→ WHAT YOU NEED TO DO:
In your copy, reproduce the entries exactly as they are, minus the images.

(Dataset items)

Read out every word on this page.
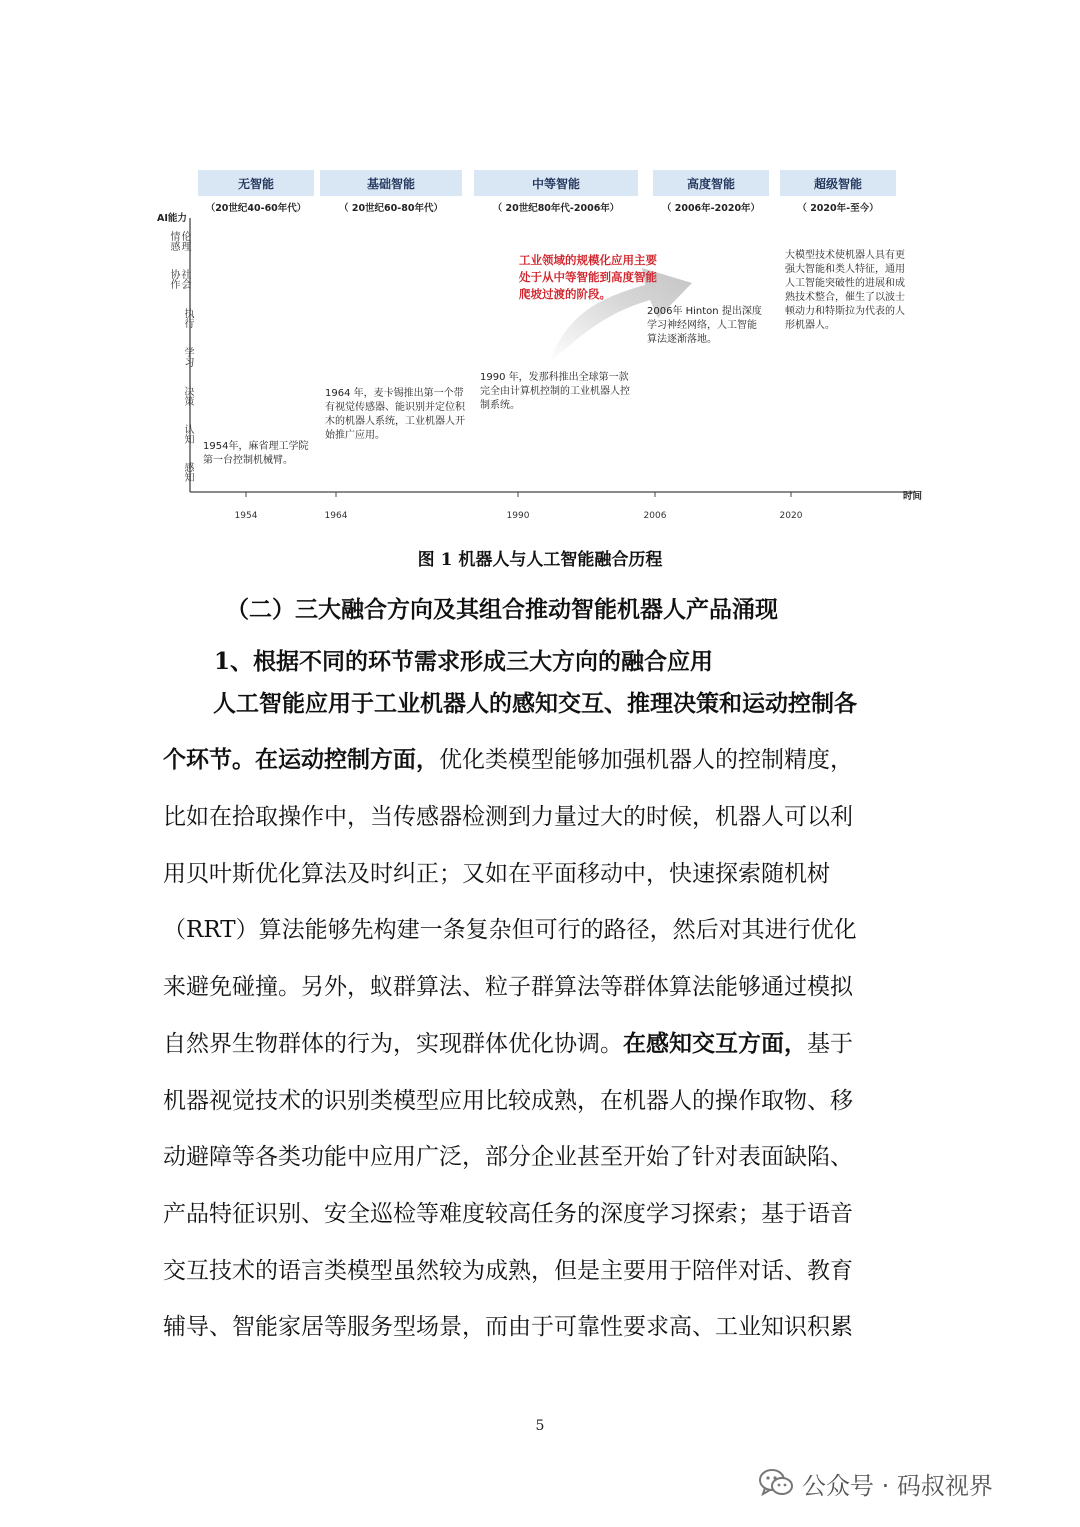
无智能	基础智能	中等智能	高度智能	超级智能
（20世纪40-60年代）	（ 20世纪60-80年代）	（ 20世纪80年代-2006年）	（ 2006年-2020年）	（ 2020年-至今）
AI能力
时间
伦理情感
社会协作
执行
学习
决策
认知
感知
1954	1964	1990	2006	2020
1954年，麻省理工学院第一台控制机械臂。
1964 年，麦卡锡推出第一个带有视觉传感器、能识别并定位积木的机器人系统，工业机器人开始推广应用。
1990 年，发那科推出全球第一款完全由计算机控制的工业机器人控制系统。
2006年 Hinton 提出深度学习神经网络，人工智能算法逐渐落地。
大模型技术使机器人具有更强大智能和类人特征，通用人工智能突破性的进展和成熟技术整合，催生了以波士顿动力和特斯拉为代表的人形机器人。
工业领域的规模化应用主要处于从中等智能到高度智能爬坡过渡的阶段。
图 1 机器人与人工智能融合历程
（二）三大融合方向及其组合推动智能机器人产品涌现
1、根据不同的环节需求形成三大方向的融合应用
人工智能应用于工业机器人的感知交互、推理决策和运动控制各
个环节。在运动控制方面，优化类模型能够加强机器人的控制精度，
比如在拾取操作中，当传感器检测到力量过大的时候，机器人可以利
用贝叶斯优化算法及时纠正；又如在平面移动中，快速探索随机树
（RRT）算法能够先构建一条复杂但可行的路径，然后对其进行优化
来避免碰撞。另外，蚁群算法、粒子群算法等群体算法能够通过模拟
自然界生物群体的行为，实现群体优化协调。在感知交互方面，基于
机器视觉技术的识别类模型应用比较成熟，在机器人的操作取物、移
动避障等各类功能中应用广泛，部分企业甚至开始了针对表面缺陷、
产品特征识别、安全巡检等难度较高任务的深度学习探索；基于语音
交互技术的语言类模型虽然较为成熟，但是主要用于陪伴对话、教育
辅导、智能家居等服务型场景，而由于可靠性要求高、工业知识积累
5
公众号 · 码叔视界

→ COMPLETED TASK:
Read out every word on this page.
无智能	基础智能	中等智能	高度智能	超级智能
（20世纪40-60年代）	（ 20世纪60-80年代）	（ 20世纪80年代-2006年）	（ 2006年-2020年）	（ 2020年-至今）
AI能力
时间
伦理情感
社会协作
执行
学习
决策
认知
感知
1954	1964	1990	2006	2020
1954年，麻省理工学院第一台控制机械臂。
1964 年，麦卡锡推出第一个带有视觉传感器、能识别并定位积木的机器人系统，工业机器人开始推广应用。
1990 年，发那科推出全球第一款完全由计算机控制的工业机器人控制系统。
2006年 Hinton 提出深度学习神经网络，人工智能算法逐渐落地。
大模型技术使机器人具有更强大智能和类人特征，通用人工智能突破性的进展和成熟技术整合，催生了以波士顿动力和特斯拉为代表的人形机器人。
工业领域的规模化应用主要处于从中等智能到高度智能爬坡过渡的阶段。
图 1 机器人与人工智能融合历程
（二）三大融合方向及其组合推动智能机器人产品涌现
1、根据不同的环节需求形成三大方向的融合应用
人工智能应用于工业机器人的感知交互、推理决策和运动控制各
个环节。在运动控制方面，优化类模型能够加强机器人的控制精度，
比如在拾取操作中，当传感器检测到力量过大的时候，机器人可以利
用贝叶斯优化算法及时纠正；又如在平面移动中，快速探索随机树
（RRT）算法能够先构建一条复杂但可行的路径，然后对其进行优化
来避免碰撞。另外，蚁群算法、粒子群算法等群体算法能够通过模拟
自然界生物群体的行为，实现群体优化协调。在感知交互方面，基于
机器视觉技术的识别类模型应用比较成熟，在机器人的操作取物、移
动避障等各类功能中应用广泛，部分企业甚至开始了针对表面缺陷、
产品特征识别、安全巡检等难度较高任务的深度学习探索；基于语音
交互技术的语言类模型虽然较为成熟，但是主要用于陪伴对话、教育
辅导、智能家居等服务型场景，而由于可靠性要求高、工业知识积累
5
公众号 · 码叔视界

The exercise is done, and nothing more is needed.